- RECORDS SUPPLIED -
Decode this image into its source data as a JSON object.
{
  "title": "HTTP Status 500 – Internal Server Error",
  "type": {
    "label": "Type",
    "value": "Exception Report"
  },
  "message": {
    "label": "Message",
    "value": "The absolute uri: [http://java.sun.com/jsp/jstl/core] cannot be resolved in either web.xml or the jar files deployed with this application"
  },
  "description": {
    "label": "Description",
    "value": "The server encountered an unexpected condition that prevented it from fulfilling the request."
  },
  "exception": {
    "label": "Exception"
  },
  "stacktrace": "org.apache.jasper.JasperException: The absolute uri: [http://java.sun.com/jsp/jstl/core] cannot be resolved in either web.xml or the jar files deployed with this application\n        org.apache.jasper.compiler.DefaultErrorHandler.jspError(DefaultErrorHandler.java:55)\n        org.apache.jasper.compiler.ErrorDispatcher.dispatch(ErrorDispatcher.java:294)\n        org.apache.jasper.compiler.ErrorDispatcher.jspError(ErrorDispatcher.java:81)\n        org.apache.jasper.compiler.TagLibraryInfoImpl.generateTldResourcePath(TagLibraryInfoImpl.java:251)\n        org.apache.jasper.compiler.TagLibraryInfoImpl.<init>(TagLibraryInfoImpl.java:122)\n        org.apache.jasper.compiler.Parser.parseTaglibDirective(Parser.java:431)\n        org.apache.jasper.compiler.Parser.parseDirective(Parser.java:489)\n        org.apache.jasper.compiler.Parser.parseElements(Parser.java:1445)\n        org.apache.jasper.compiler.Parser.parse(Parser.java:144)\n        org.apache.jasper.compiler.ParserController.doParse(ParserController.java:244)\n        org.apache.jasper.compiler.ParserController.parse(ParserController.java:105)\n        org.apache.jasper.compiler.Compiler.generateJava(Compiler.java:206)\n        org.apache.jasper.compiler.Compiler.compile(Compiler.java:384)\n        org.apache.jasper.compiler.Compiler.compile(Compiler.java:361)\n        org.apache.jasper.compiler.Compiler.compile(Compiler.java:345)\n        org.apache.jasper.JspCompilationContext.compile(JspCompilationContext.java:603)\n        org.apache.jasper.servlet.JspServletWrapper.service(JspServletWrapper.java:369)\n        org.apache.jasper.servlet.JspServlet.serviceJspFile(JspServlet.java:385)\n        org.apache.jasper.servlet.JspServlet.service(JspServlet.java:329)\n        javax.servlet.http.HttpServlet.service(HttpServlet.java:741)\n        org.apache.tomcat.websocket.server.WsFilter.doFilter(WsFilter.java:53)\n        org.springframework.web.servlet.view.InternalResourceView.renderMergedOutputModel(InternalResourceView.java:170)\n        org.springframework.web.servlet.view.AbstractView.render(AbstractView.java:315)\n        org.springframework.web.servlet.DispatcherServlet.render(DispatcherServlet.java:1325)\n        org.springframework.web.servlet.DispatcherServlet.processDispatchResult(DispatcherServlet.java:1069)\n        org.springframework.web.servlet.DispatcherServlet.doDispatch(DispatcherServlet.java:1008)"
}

- TASK -
Work out how many lines of the listing above include the word "value". Reply with nothing but the count.

- RESPONSE BELOW -
3